Write out every entry exactly as given, but omit the pictures.

━━━━━━━━━━━━━━━━

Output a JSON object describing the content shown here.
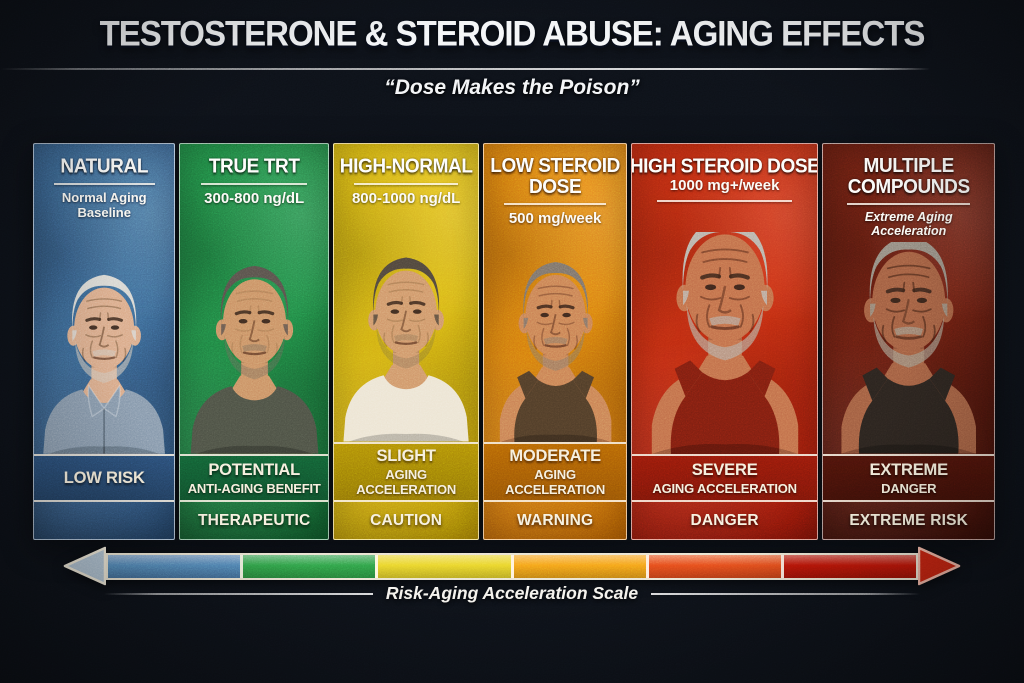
{
  "header": {
    "title": "TESTOSTERONE & STEROID ABUSE: AGING EFFECTS",
    "subtitle": "“Dose Makes the Poison”"
  },
  "columns": [
    {
      "title": "NATURAL",
      "title2": "",
      "sub": "Normal Aging Baseline",
      "band1": "LOW RISK",
      "band2": "",
      "status": "",
      "rule_after_sub": false,
      "portrait": {
        "style": "shirt",
        "wrinkles": 0.55,
        "desc": "elderly man, grey hair, blue collared shirt"
      },
      "colors": {
        "panel": "#41709f",
        "panel_dark": "#27496f",
        "band": "#2e5480",
        "skin": "#d9a886",
        "hair": "#d6d5d0",
        "beard": "#cfc8bd",
        "beard_opacity": 0.55,
        "shirt": "#8396aa"
      }
    },
    {
      "title": "TRUE TRT",
      "title2": "",
      "sub": "300-800 ng/dL",
      "band1": "POTENTIAL",
      "band2": "ANTI-AGING BENEFIT",
      "status": "THERAPEUTIC",
      "rule_after_sub": false,
      "portrait": {
        "style": "tee",
        "wrinkles": 0.22,
        "desc": "middle-aged man, dark hair, dark tee, smiling"
      },
      "colors": {
        "panel": "#24914a",
        "panel_dark": "#115c2d",
        "band": "#15693a",
        "skin": "#c98f63",
        "hair": "#57504a",
        "beard": "#6f6358",
        "beard_opacity": 0.4,
        "shirt": "#4c5044"
      }
    },
    {
      "title": "HIGH-NORMAL",
      "title2": "",
      "sub": "800-1000 ng/dL",
      "band1": "SLIGHT",
      "band2": "AGING ACCELERATION",
      "status": "CAUTION",
      "rule_after_sub": false,
      "portrait": {
        "style": "tee",
        "wrinkles": 0.32,
        "desc": "middle-aged man, dark hair, cream tee"
      },
      "colors": {
        "panel": "#e6c017",
        "panel_dark": "#ba9306",
        "band": "#c49d09",
        "skin": "#cf9568",
        "hair": "#4e453b",
        "beard": "#5d5348",
        "beard_opacity": 0.25,
        "shirt": "#ece4d2"
      }
    },
    {
      "title": "LOW STEROID",
      "title2": "DOSE",
      "sub": "500 mg/week",
      "band1": "MODERATE",
      "band2": "AGING ACCELERATION",
      "status": "WARNING",
      "rule_after_sub": false,
      "portrait": {
        "style": "tank",
        "wrinkles": 0.55,
        "desc": "older greying man, dark tank top"
      },
      "colors": {
        "panel": "#ea8812",
        "panel_dark": "#bd6505",
        "band": "#c96f07",
        "skin": "#c97f53",
        "hair": "#7a7168",
        "beard": "#837767",
        "beard_opacity": 0.5,
        "shirt": "#4f3c28"
      }
    },
    {
      "title": "HIGH STEROID DOSE",
      "title2": "",
      "sub": "1000 mg+/week",
      "band1": "SEVERE",
      "band2": "AGING ACCELERATION",
      "status": "DANGER",
      "rule_after_sub": true,
      "portrait": {
        "style": "tank",
        "wrinkles": 0.75,
        "desc": "old muscular man, grey hair, red tank top"
      },
      "colors": {
        "panel": "#cb2f13",
        "panel_dark": "#93170a",
        "band": "#a41d0c",
        "skin": "#c06d49",
        "hair": "#b7b1a8",
        "beard": "#b2a89c",
        "beard_opacity": 0.65,
        "shirt": "#7c1e10"
      }
    },
    {
      "title": "MULTIPLE",
      "title2": "COMPOUNDS",
      "sub": "Extreme Aging Acceleration",
      "band1": "EXTREME",
      "band2": "DANGER",
      "status": "EXTREME RISK",
      "rule_after_sub": false,
      "portrait": {
        "style": "tank",
        "wrinkles": 0.9,
        "desc": "gaunt old man, grey beard, black tank top"
      },
      "colors": {
        "panel": "#6f2113",
        "panel_dark": "#40110a",
        "band": "#53150b",
        "skin": "#9e5c40",
        "hair": "#8f877c",
        "beard": "#998f82",
        "beard_opacity": 0.7,
        "shirt": "#2a231e"
      }
    }
  ],
  "scale": {
    "label": "Risk-Aging Acceleration Scale",
    "segments": [
      "#5083b7",
      "#2f9e46",
      "#e9d32b",
      "#f59f19",
      "#e54a1b",
      "#bb1508"
    ],
    "arrow_left_color": "#aabecf",
    "arrow_right_color": "#c22210"
  }
}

━━━━━━━━━━━━━━━━

COMPLETE ANSWER —
Output a JSON object describing the content shown here.
{
  "header": {
    "title": "TESTOSTERONE & STEROID ABUSE: AGING EFFECTS",
    "subtitle": "“Dose Makes the Poison”"
  },
  "columns": [
    {
      "title": "NATURAL",
      "title2": "",
      "sub": "Normal Aging Baseline",
      "band1": "LOW RISK",
      "band2": "",
      "status": "",
      "rule_after_sub": false,
      "portrait": {
        "style": "shirt",
        "wrinkles": 0.55,
        "desc": "elderly man, grey hair, blue collared shirt"
      },
      "colors": {
        "panel": "#41709f",
        "panel_dark": "#27496f",
        "band": "#2e5480",
        "skin": "#d9a886",
        "hair": "#d6d5d0",
        "beard": "#cfc8bd",
        "beard_opacity": 0.55,
        "shirt": "#8396aa"
      }
    },
    {
      "title": "TRUE TRT",
      "title2": "",
      "sub": "300-800 ng/dL",
      "band1": "POTENTIAL",
      "band2": "ANTI-AGING BENEFIT",
      "status": "THERAPEUTIC",
      "rule_after_sub": false,
      "portrait": {
        "style": "tee",
        "wrinkles": 0.22,
        "desc": "middle-aged man, dark hair, dark tee, smiling"
      },
      "colors": {
        "panel": "#24914a",
        "panel_dark": "#115c2d",
        "band": "#15693a",
        "skin": "#c98f63",
        "hair": "#57504a",
        "beard": "#6f6358",
        "beard_opacity": 0.4,
        "shirt": "#4c5044"
      }
    },
    {
      "title": "HIGH-NORMAL",
      "title2": "",
      "sub": "800-1000 ng/dL",
      "band1": "SLIGHT",
      "band2": "AGING ACCELERATION",
      "status": "CAUTION",
      "rule_after_sub": false,
      "portrait": {
        "style": "tee",
        "wrinkles": 0.32,
        "desc": "middle-aged man, dark hair, cream tee"
      },
      "colors": {
        "panel": "#e6c017",
        "panel_dark": "#ba9306",
        "band": "#c49d09",
        "skin": "#cf9568",
        "hair": "#4e453b",
        "beard": "#5d5348",
        "beard_opacity": 0.25,
        "shirt": "#ece4d2"
      }
    },
    {
      "title": "LOW STEROID",
      "title2": "DOSE",
      "sub": "500 mg/week",
      "band1": "MODERATE",
      "band2": "AGING ACCELERATION",
      "status": "WARNING",
      "rule_after_sub": false,
      "portrait": {
        "style": "tank",
        "wrinkles": 0.55,
        "desc": "older greying man, dark tank top"
      },
      "colors": {
        "panel": "#ea8812",
        "panel_dark": "#bd6505",
        "band": "#c96f07",
        "skin": "#c97f53",
        "hair": "#7a7168",
        "beard": "#837767",
        "beard_opacity": 0.5,
        "shirt": "#4f3c28"
      }
    },
    {
      "title": "HIGH STEROID DOSE",
      "title2": "",
      "sub": "1000 mg+/week",
      "band1": "SEVERE",
      "band2": "AGING ACCELERATION",
      "status": "DANGER",
      "rule_after_sub": true,
      "portrait": {
        "style": "tank",
        "wrinkles": 0.75,
        "desc": "old muscular man, grey hair, red tank top"
      },
      "colors": {
        "panel": "#cb2f13",
        "panel_dark": "#93170a",
        "band": "#a41d0c",
        "skin": "#c06d49",
        "hair": "#b7b1a8",
        "beard": "#b2a89c",
        "beard_opacity": 0.65,
        "shirt": "#7c1e10"
      }
    },
    {
      "title": "MULTIPLE",
      "title2": "COMPOUNDS",
      "sub": "Extreme Aging Acceleration",
      "band1": "EXTREME",
      "band2": "DANGER",
      "status": "EXTREME RISK",
      "rule_after_sub": false,
      "portrait": {
        "style": "tank",
        "wrinkles": 0.9,
        "desc": "gaunt old man, grey beard, black tank top"
      },
      "colors": {
        "panel": "#6f2113",
        "panel_dark": "#40110a",
        "band": "#53150b",
        "skin": "#9e5c40",
        "hair": "#8f877c",
        "beard": "#998f82",
        "beard_opacity": 0.7,
        "shirt": "#2a231e"
      }
    }
  ],
  "scale": {
    "label": "Risk-Aging Acceleration Scale",
    "segments": [
      "#5083b7",
      "#2f9e46",
      "#e9d32b",
      "#f59f19",
      "#e54a1b",
      "#bb1508"
    ],
    "arrow_left_color": "#aabecf",
    "arrow_right_color": "#c22210"
  }
}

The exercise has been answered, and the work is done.